Task instructions
Print the entries below in their entirety, exactly as they are written.

Start of Supplied material

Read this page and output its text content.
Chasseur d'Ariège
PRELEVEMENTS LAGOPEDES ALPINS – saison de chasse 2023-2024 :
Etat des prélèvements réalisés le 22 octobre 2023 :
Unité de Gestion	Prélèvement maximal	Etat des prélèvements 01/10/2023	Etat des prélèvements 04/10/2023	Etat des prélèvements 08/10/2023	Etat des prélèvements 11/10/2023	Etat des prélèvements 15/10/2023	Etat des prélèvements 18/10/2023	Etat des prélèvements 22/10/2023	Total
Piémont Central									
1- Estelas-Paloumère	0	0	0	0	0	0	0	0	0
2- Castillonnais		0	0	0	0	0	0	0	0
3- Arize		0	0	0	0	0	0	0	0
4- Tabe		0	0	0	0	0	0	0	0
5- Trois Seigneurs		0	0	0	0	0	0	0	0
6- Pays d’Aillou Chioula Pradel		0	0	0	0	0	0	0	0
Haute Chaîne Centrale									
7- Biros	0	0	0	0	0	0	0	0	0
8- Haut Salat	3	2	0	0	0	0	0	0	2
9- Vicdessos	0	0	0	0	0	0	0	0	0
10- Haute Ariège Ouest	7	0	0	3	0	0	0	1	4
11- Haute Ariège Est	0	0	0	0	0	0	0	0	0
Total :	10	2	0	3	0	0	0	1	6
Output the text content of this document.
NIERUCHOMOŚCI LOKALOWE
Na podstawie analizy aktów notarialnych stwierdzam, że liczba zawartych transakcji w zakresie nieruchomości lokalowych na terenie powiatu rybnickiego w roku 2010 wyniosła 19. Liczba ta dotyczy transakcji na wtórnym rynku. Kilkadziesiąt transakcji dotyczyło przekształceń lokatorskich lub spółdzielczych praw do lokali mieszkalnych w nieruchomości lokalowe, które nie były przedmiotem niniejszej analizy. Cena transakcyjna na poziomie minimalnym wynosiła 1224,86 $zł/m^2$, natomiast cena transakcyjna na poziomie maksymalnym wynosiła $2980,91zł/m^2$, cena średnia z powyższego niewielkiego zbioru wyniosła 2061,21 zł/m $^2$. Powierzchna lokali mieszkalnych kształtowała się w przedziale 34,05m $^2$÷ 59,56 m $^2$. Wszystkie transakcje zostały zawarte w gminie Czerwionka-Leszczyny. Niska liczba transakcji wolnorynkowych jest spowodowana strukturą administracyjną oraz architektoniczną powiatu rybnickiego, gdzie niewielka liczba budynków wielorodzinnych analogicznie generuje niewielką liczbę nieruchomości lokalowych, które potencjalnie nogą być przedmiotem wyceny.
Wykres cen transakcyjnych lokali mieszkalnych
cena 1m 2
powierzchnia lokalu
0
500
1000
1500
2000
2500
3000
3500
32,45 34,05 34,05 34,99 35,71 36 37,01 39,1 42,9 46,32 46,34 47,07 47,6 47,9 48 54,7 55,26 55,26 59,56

End of Supplied material

Output of the exercise
Read this page and output its text content.
Chasseur d'Ariège
PRELEVEMENTS LAGOPEDES ALPINS – saison de chasse 2023-2024 :
Etat des prélèvements réalisés le 22 octobre 2023 :
Unité de Gestion	Prélèvement maximal	Etat des prélèvements 01/10/2023	Etat des prélèvements 04/10/2023	Etat des prélèvements 08/10/2023	Etat des prélèvements 11/10/2023	Etat des prélèvements 15/10/2023	Etat des prélèvements 18/10/2023	Etat des prélèvements 22/10/2023	Total
Piémont Central									
1- Estelas-Paloumère	0	0	0	0	0	0	0	0	0
2- Castillonnais		0	0	0	0	0	0	0	0
3- Arize		0	0	0	0	0	0	0	0
4- Tabe		0	0	0	0	0	0	0	0
5- Trois Seigneurs		0	0	0	0	0	0	0	0
6- Pays d’Aillou Chioula Pradel		0	0	0	0	0	0	0	0
Haute Chaîne Centrale									
7- Biros	0	0	0	0	0	0	0	0	0
8- Haut Salat	3	2	0	0	0	0	0	0	2
9- Vicdessos	0	0	0	0	0	0	0	0	0
10- Haute Ariège Ouest	7	0	0	3	0	0	0	1	4
11- Haute Ariège Est	0	0	0	0	0	0	0	0	0
Total :	10	2	0	3	0	0	0	1	6
Output the text content of this document.
NIERUCHOMOŚCI LOKALOWE
Na podstawie analizy aktów notarialnych stwierdzam, że liczba zawartych transakcji w zakresie nieruchomości lokalowych na terenie powiatu rybnickiego w roku 2010 wyniosła 19. Liczba ta dotyczy transakcji na wtórnym rynku. Kilkadziesiąt transakcji dotyczyło przekształceń lokatorskich lub spółdzielczych praw do lokali mieszkalnych w nieruchomości lokalowe, które nie były przedmiotem niniejszej analizy. Cena transakcyjna na poziomie minimalnym wynosiła 1224,86 $zł/m^2$, natomiast cena transakcyjna na poziomie maksymalnym wynosiła $2980,91zł/m^2$, cena średnia z powyższego niewielkiego zbioru wyniosła 2061,21 zł/m $^2$. Powierzchna lokali mieszkalnych kształtowała się w przedziale 34,05m $^2$÷ 59,56 m $^2$. Wszystkie transakcje zostały zawarte w gminie Czerwionka-Leszczyny. Niska liczba transakcji wolnorynkowych jest spowodowana strukturą administracyjną oraz architektoniczną powiatu rybnickiego, gdzie niewielka liczba budynków wielorodzinnych analogicznie generuje niewielką liczbę nieruchomości lokalowych, które potencjalnie nogą być przedmiotem wyceny.
Wykres cen transakcyjnych lokali mieszkalnych
cena 1m 2
powierzchnia lokalu
0
500
1000
1500
2000
2500
3000
3500
32,45 34,05 34,05 34,99 35,71 36 37,01 39,1 42,9 46,32 46,34 47,07 47,6 47,9 48 54,7 55,26 55,26 59,56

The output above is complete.